■ **Information given**:
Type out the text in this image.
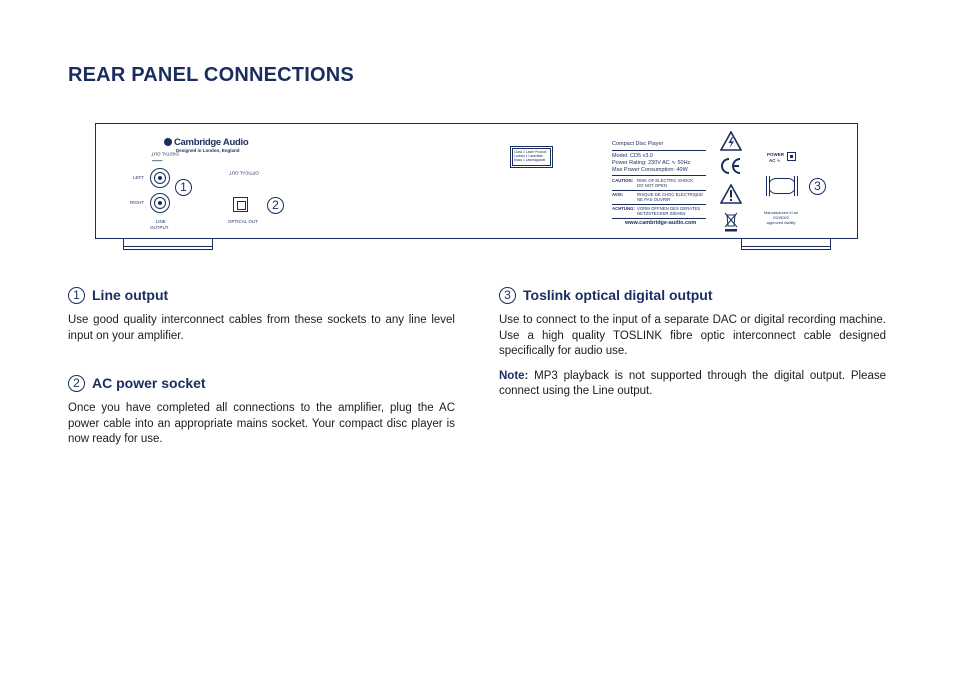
REAR PANEL CONNECTIONS
Cambridge Audio
Designed in London, England
DIGITAL OUT
▁▁▁
LEFT
1
RIGHT
LINE
OUTPUT
OPTICAL OUT
OPTICAL OUT
2
Class 1 Laser Product
Luokan 1 Laserlaite
Klass 1 Laserapparat
Compact Disc Player
Model: CD5 v3.0
Power Rating: 230V AC ∿ 50Hz
Max Power Consumption: 40W
CAUTION: RISK OF ELECTRIC SHOCK
DO NOT OPEN
AVIS:	RISQUE DE CHOC ELECTRIQUE
NE PAS OUVRIR
ACHTUNG: VORM OFFNEN DES GERATES
NETZSTECKER ZIEHEN
www.cambridge-audio.com
POWER
AC ∿
3
Manufactured in an
ISO9002
approved facility
1 Line output

Use good quality interconnect cables from these sockets to any line level input on your amplifier.

2 AC power socket

Once you have completed all connections to the amplifier, plug the AC power cable into an appropriate mains socket. Your compact disc player is now ready for use.

3 Toslink optical digital output

Use to connect to the input of a separate DAC or digital recording machine. Use a high quality TOSLINK fibre optic interconnect cable designed specifically for audio use.

Note: MP3 playback is not supported through the digital output. Please connect using the Line output.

■ **What the task requires**:
Except for the pictures, print the data above exactly.

■ **Answer to this problem**:
Type out the text in this image.
REAR PANEL CONNECTIONS
Cambridge Audio
Designed in London, England
DIGITAL OUT
▁▁▁
LEFT
1
RIGHT
LINE
OUTPUT
OPTICAL OUT
OPTICAL OUT
2
Class 1 Laser Product
Luokan 1 Laserlaite
Klass 1 Laserapparat
Compact Disc Player
Model: CD5 v3.0
Power Rating: 230V AC ∿ 50Hz
Max Power Consumption: 40W
CAUTION: RISK OF ELECTRIC SHOCK
DO NOT OPEN
AVIS:	RISQUE DE CHOC ELECTRIQUE
NE PAS OUVRIR
ACHTUNG: VORM OFFNEN DES GERATES
NETZSTECKER ZIEHEN
www.cambridge-audio.com
POWER
AC ∿
3
Manufactured in an
ISO9002
approved facility
1 Line output

Use good quality interconnect cables from these sockets to any line level input on your amplifier.

2 AC power socket

Once you have completed all connections to the amplifier, plug the AC power cable into an appropriate mains socket. Your compact disc player is now ready for use.

3 Toslink optical digital output

Use to connect to the input of a separate DAC or digital recording machine. Use a high quality TOSLINK fibre optic interconnect cable designed specifically for audio use.

Note: MP3 playback is not supported through the digital output. Please connect using the Line output.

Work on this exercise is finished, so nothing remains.